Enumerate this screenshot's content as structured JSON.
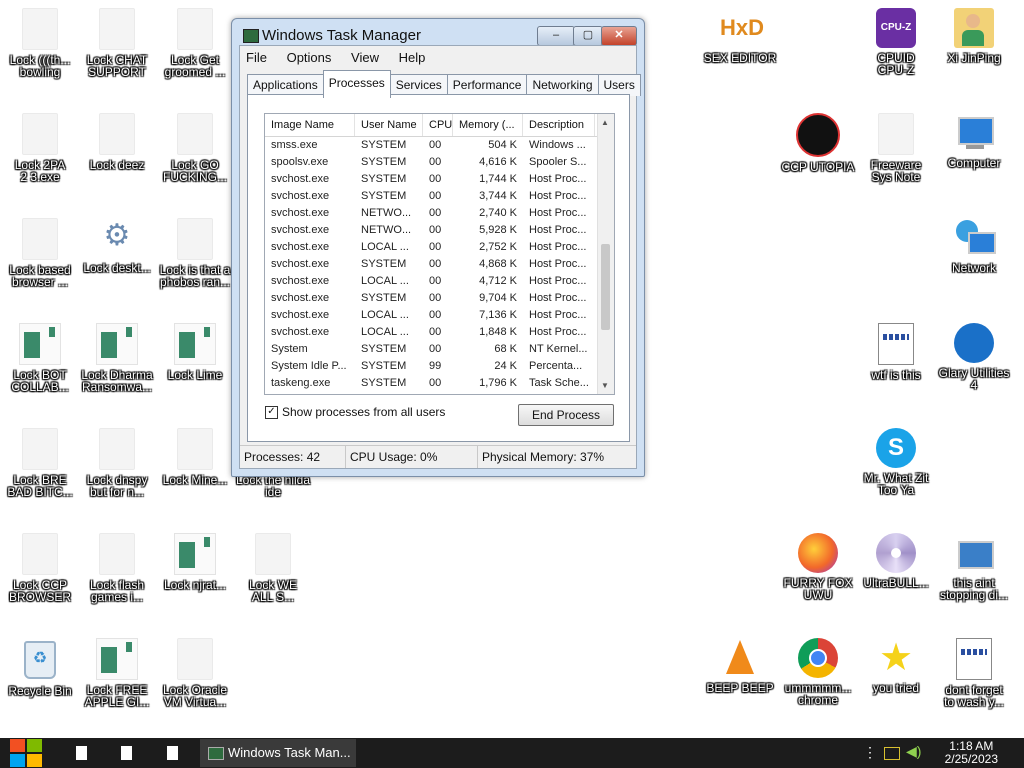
{
  "desktop": {
    "left_icons": [
      {
        "label": "Lock (((th...\nbowling"
      },
      {
        "label": "Lock CHAT\nSUPPORT"
      },
      {
        "label": "Lock Get\ngroomed ..."
      },
      {
        "label": "Lock 2PA\n2 3.exe"
      },
      {
        "label": "Lock deez"
      },
      {
        "label": "Lock GO\nFUCKING..."
      },
      {
        "label": "Lock based\nbrowser ..."
      },
      {
        "label": "Lock deskt..."
      },
      {
        "label": "Lock is that a\nphobos ran..."
      },
      {
        "label": "Lock BOT\nCOLLAB..."
      },
      {
        "label": "Lock Dharma\nRansomwa..."
      },
      {
        "label": "Lock Lime"
      },
      {
        "label": "Lock BRE\nBAD BITC..."
      },
      {
        "label": "Lock dnspy\nbut for n..."
      },
      {
        "label": "Lock Mine..."
      },
      {
        "label": "Lock the hilda\nide"
      },
      {
        "label": "Lock CCP\nBROWSER"
      },
      {
        "label": "Lock flash\ngames i..."
      },
      {
        "label": "Lock njrat..."
      },
      {
        "label": "Lock WE\nALL S..."
      },
      {
        "label": "Recycle Bin"
      },
      {
        "label": "Lock FREE\nAPPLE GI..."
      },
      {
        "label": "Lock Oracle\nVM Virtua..."
      }
    ],
    "right_icons": [
      {
        "label": "SEX EDITOR"
      },
      {
        "label": "CPUID\nCPU-Z"
      },
      {
        "label": "Xi JinPing"
      },
      {
        "label": "CCP UTOPIA"
      },
      {
        "label": "Freeware\nSys Note"
      },
      {
        "label": "Computer"
      },
      {
        "label": "Network"
      },
      {
        "label": "wtf is this"
      },
      {
        "label": "Glary Utilities\n4"
      },
      {
        "label": "Mr. What Zit\nToo Ya"
      },
      {
        "label": "FURRY FOX\nUWU"
      },
      {
        "label": "UltraBULL..."
      },
      {
        "label": "this aint\nstopping di..."
      },
      {
        "label": "BEEP BEEP"
      },
      {
        "label": "ummmmm...\nchrome"
      },
      {
        "label": "you tried"
      },
      {
        "label": "dont forget\nto wash y..."
      }
    ],
    "cpuz_icon_text": "CPU-Z",
    "hxd_icon_text": "HxD"
  },
  "taskmanager": {
    "title": "Windows Task Manager",
    "btn_min": "–",
    "btn_max": "▢",
    "btn_close": "✕",
    "menu": [
      "File",
      "Options",
      "View",
      "Help"
    ],
    "tabs": [
      "Applications",
      "Processes",
      "Services",
      "Performance",
      "Networking",
      "Users"
    ],
    "columns": [
      "Image Name",
      "User Name",
      "CPU",
      "Memory (...",
      "Description"
    ],
    "rows": [
      [
        "smss.exe",
        "SYSTEM",
        "00",
        "504 K",
        "Windows ..."
      ],
      [
        "spoolsv.exe",
        "SYSTEM",
        "00",
        "4,616 K",
        "Spooler S..."
      ],
      [
        "svchost.exe",
        "SYSTEM",
        "00",
        "1,744 K",
        "Host Proc..."
      ],
      [
        "svchost.exe",
        "SYSTEM",
        "00",
        "3,744 K",
        "Host Proc..."
      ],
      [
        "svchost.exe",
        "NETWO...",
        "00",
        "2,740 K",
        "Host Proc..."
      ],
      [
        "svchost.exe",
        "NETWO...",
        "00",
        "5,928 K",
        "Host Proc..."
      ],
      [
        "svchost.exe",
        "LOCAL ...",
        "00",
        "2,752 K",
        "Host Proc..."
      ],
      [
        "svchost.exe",
        "SYSTEM",
        "00",
        "4,868 K",
        "Host Proc..."
      ],
      [
        "svchost.exe",
        "LOCAL ...",
        "00",
        "4,712 K",
        "Host Proc..."
      ],
      [
        "svchost.exe",
        "SYSTEM",
        "00",
        "9,704 K",
        "Host Proc..."
      ],
      [
        "svchost.exe",
        "LOCAL ...",
        "00",
        "7,136 K",
        "Host Proc..."
      ],
      [
        "svchost.exe",
        "LOCAL ...",
        "00",
        "1,848 K",
        "Host Proc..."
      ],
      [
        "System",
        "SYSTEM",
        "00",
        "68 K",
        "NT Kernel..."
      ],
      [
        "System Idle P...",
        "SYSTEM",
        "99",
        "24 K",
        "Percenta..."
      ],
      [
        "taskeng.exe",
        "SYSTEM",
        "00",
        "1,796 K",
        "Task Sche..."
      ]
    ],
    "show_all_label": "Show processes from all users",
    "show_all_checked": "✓",
    "end_process_label": "End Process",
    "status": {
      "processes": "Processes: 42",
      "cpu": "CPU Usage: 0%",
      "memory": "Physical Memory: 37%"
    }
  },
  "taskbar": {
    "active_window": "Windows Task Man...",
    "time": "1:18 AM",
    "date": "2/25/2023"
  }
}
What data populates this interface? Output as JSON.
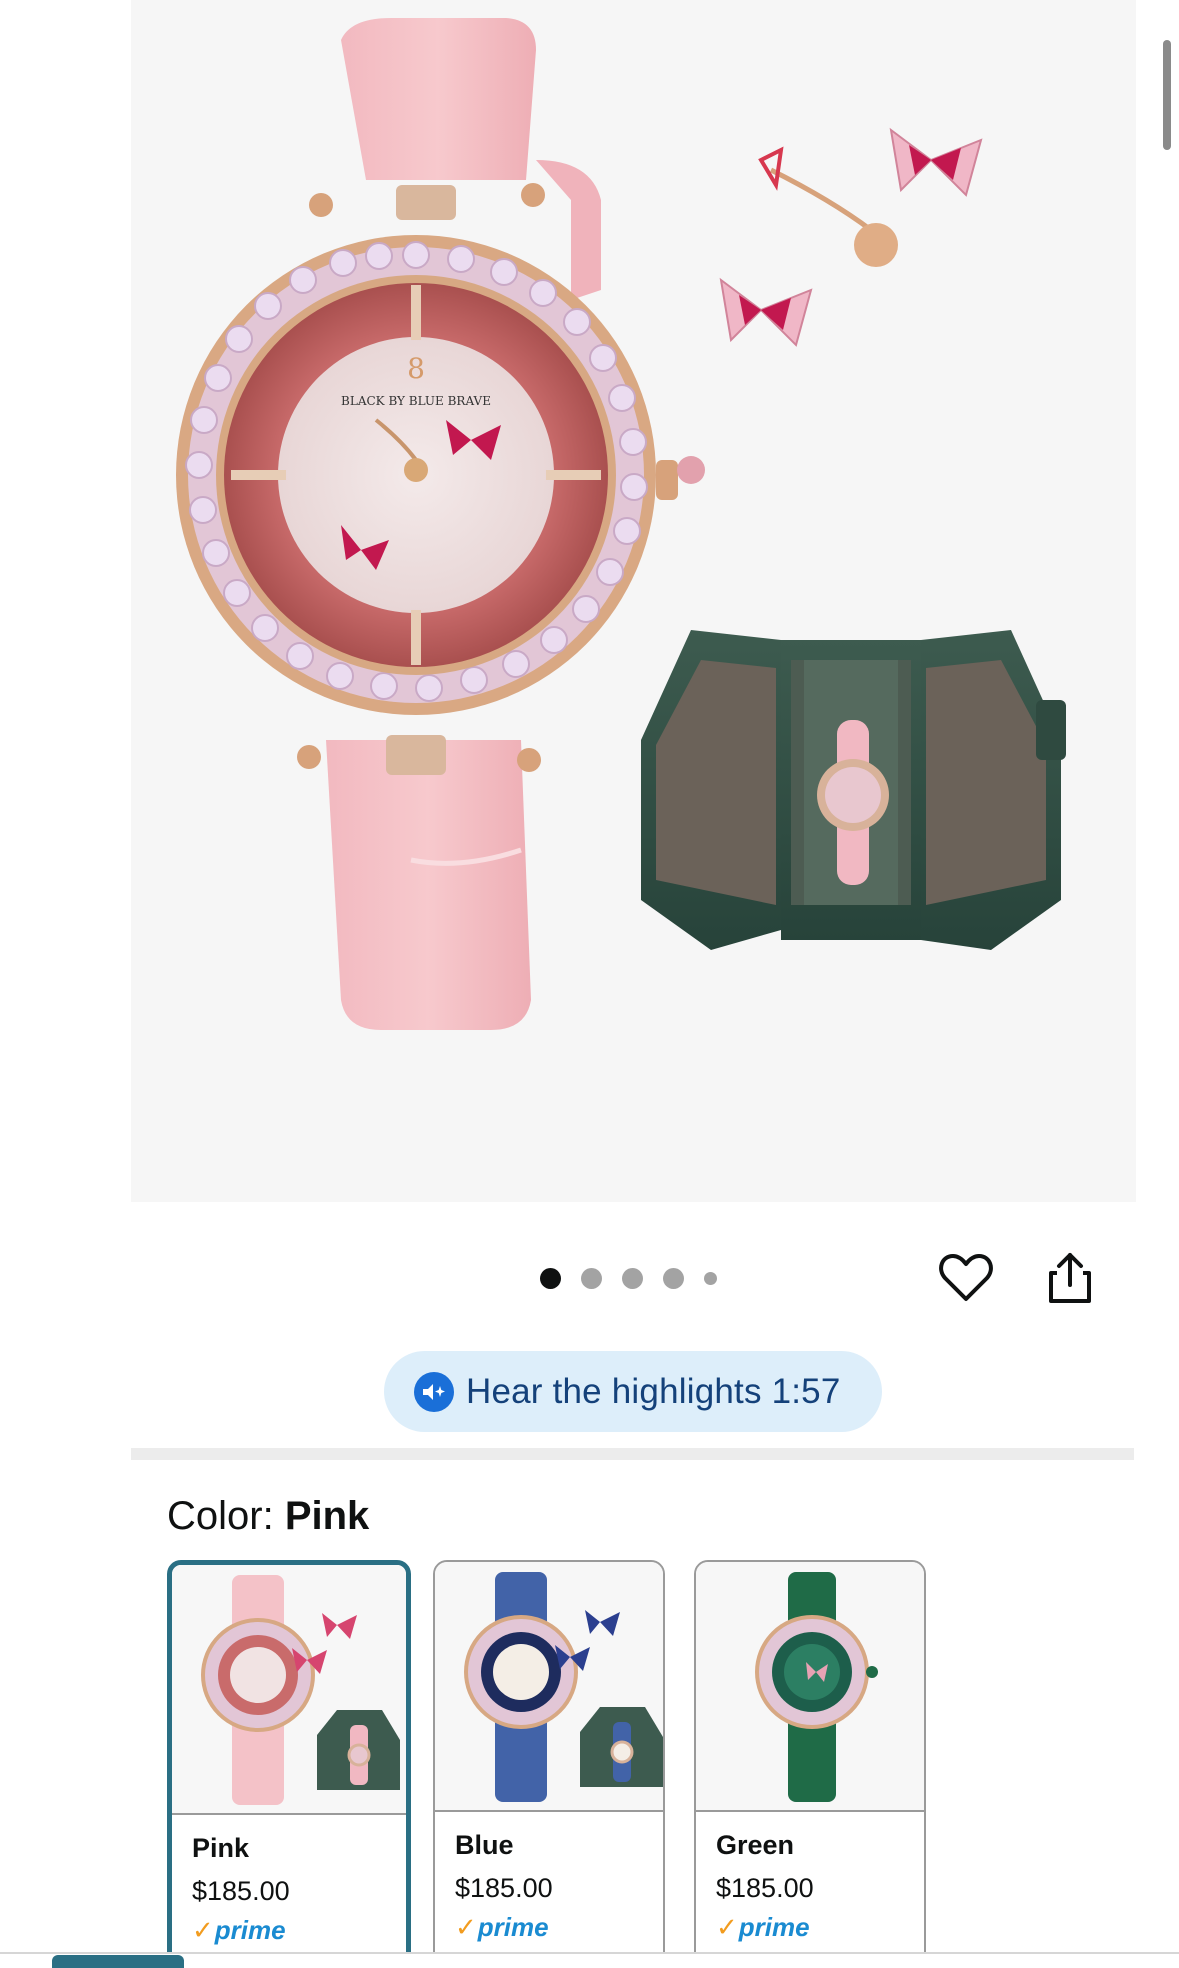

• • •

• [WRITTEN INSTRUCTION]: Make an exact copy of every record, pictures excluded.

• [EXERCISE OUTPUT]:
Enumerate this screenshot's content as structured JSON.
{
  "desktop": {
    "left_icons": [
      {
        "label": "Lock (((th...\nbowling"
      },
      {
        "label": "Lock CHAT\nSUPPORT"
      },
      {
        "label": "Lock Get\ngroomed ..."
      },
      {
        "label": "Lock 2PA\n2 3.exe"
      },
      {
        "label": "Lock deez"
      },
      {
        "label": "Lock GO\nFUCKING..."
      },
      {
        "label": "Lock based\nbrowser ..."
      },
      {
        "label": "Lock deskt..."
      },
      {
        "label": "Lock is that a\nphobos ran..."
      },
      {
        "label": "Lock BOT\nCOLLAB..."
      },
      {
        "label": "Lock Dharma\nRansomwa..."
      },
      {
        "label": "Lock Lime"
      },
      {
        "label": "Lock BRE\nBAD BITC..."
      },
      {
        "label": "Lock dnspy\nbut for n..."
      },
      {
        "label": "Lock Mine..."
      },
      {
        "label": "Lock the hilda\nide"
      },
      {
        "label": "Lock CCP\nBROWSER"
      },
      {
        "label": "Lock flash\ngames i..."
      },
      {
        "label": "Lock njrat..."
      },
      {
        "label": "Lock WE\nALL S..."
      },
      {
        "label": "Recycle Bin"
      },
      {
        "label": "Lock FREE\nAPPLE GI..."
      },
      {
        "label": "Lock Oracle\nVM Virtua..."
      }
    ],
    "right_icons": [
      {
        "label": "SEX EDITOR"
      },
      {
        "label": "CPUID\nCPU-Z"
      },
      {
        "label": "Xi JinPing"
      },
      {
        "label": "CCP UTOPIA"
      },
      {
        "label": "Freeware\nSys Note"
      },
      {
        "label": "Computer"
      },
      {
        "label": "Network"
      },
      {
        "label": "wtf is this"
      },
      {
        "label": "Glary Utilities\n4"
      },
      {
        "label": "Mr. What Zit\nToo Ya"
      },
      {
        "label": "FURRY FOX\nUWU"
      },
      {
        "label": "UltraBULL..."
      },
      {
        "label": "this aint\nstopping di..."
      },
      {
        "label": "BEEP BEEP"
      },
      {
        "label": "ummmmm...\nchrome"
      },
      {
        "label": "you tried"
      },
      {
        "label": "dont forget\nto wash y..."
      }
    ],
    "cpuz_icon_text": "CPU-Z",
    "hxd_icon_text": "HxD"
  },
  "taskmanager": {
    "title": "Windows Task Manager",
    "btn_min": "–",
    "btn_max": "▢",
    "btn_close": "✕",
    "menu": [
      "File",
      "Options",
      "View",
      "Help"
    ],
    "tabs": [
      "Applications",
      "Processes",
      "Services",
      "Performance",
      "Networking",
      "Users"
    ],
    "columns": [
      "Image Name",
      "User Name",
      "CPU",
      "Memory (...",
      "Description"
    ],
    "rows": [
      [
        "smss.exe",
        "SYSTEM",
        "00",
        "504 K",
        "Windows ..."
      ],
      [
        "spoolsv.exe",
        "SYSTEM",
        "00",
        "4,616 K",
        "Spooler S..."
      ],
      [
        "svchost.exe",
        "SYSTEM",
        "00",
        "1,744 K",
        "Host Proc..."
      ],
      [
        "svchost.exe",
        "SYSTEM",
        "00",
        "3,744 K",
        "Host Proc..."
      ],
      [
        "svchost.exe",
        "NETWO...",
        "00",
        "2,740 K",
        "Host Proc..."
      ],
      [
        "svchost.exe",
        "NETWO...",
        "00",
        "5,928 K",
        "Host Proc..."
      ],
      [
        "svchost.exe",
        "LOCAL ...",
        "00",
        "2,752 K",
        "Host Proc..."
      ],
      [
        "svchost.exe",
        "SYSTEM",
        "00",
        "4,868 K",
        "Host Proc..."
      ],
      [
        "svchost.exe",
        "LOCAL ...",
        "00",
        "4,712 K",
        "Host Proc..."
      ],
      [
        "svchost.exe",
        "SYSTEM",
        "00",
        "9,704 K",
        "Host Proc..."
      ],
      [
        "svchost.exe",
        "LOCAL ...",
        "00",
        "7,136 K",
        "Host Proc..."
      ],
      [
        "svchost.exe",
        "LOCAL ...",
        "00",
        "1,848 K",
        "Host Proc..."
      ],
      [
        "System",
        "SYSTEM",
        "00",
        "68 K",
        "NT Kernel..."
      ],
      [
        "System Idle P...",
        "SYSTEM",
        "99",
        "24 K",
        "Percenta..."
      ],
      [
        "taskeng.exe",
        "SYSTEM",
        "00",
        "1,796 K",
        "Task Sche..."
      ]
    ],
    "show_all_label": "Show processes from all users",
    "show_all_checked": "✓",
    "end_process_label": "End Process",
    "status": {
      "processes": "Processes: 42",
      "cpu": "CPU Usage: 0%",
      "memory": "Physical Memory: 37%"
    }
  },
  "taskbar": {
    "active_window": "Windows Task Man...",
    "time": "1:18 AM",
    "date": "2/25/2023"
  }
}
What data populates this interface? Output as JSON.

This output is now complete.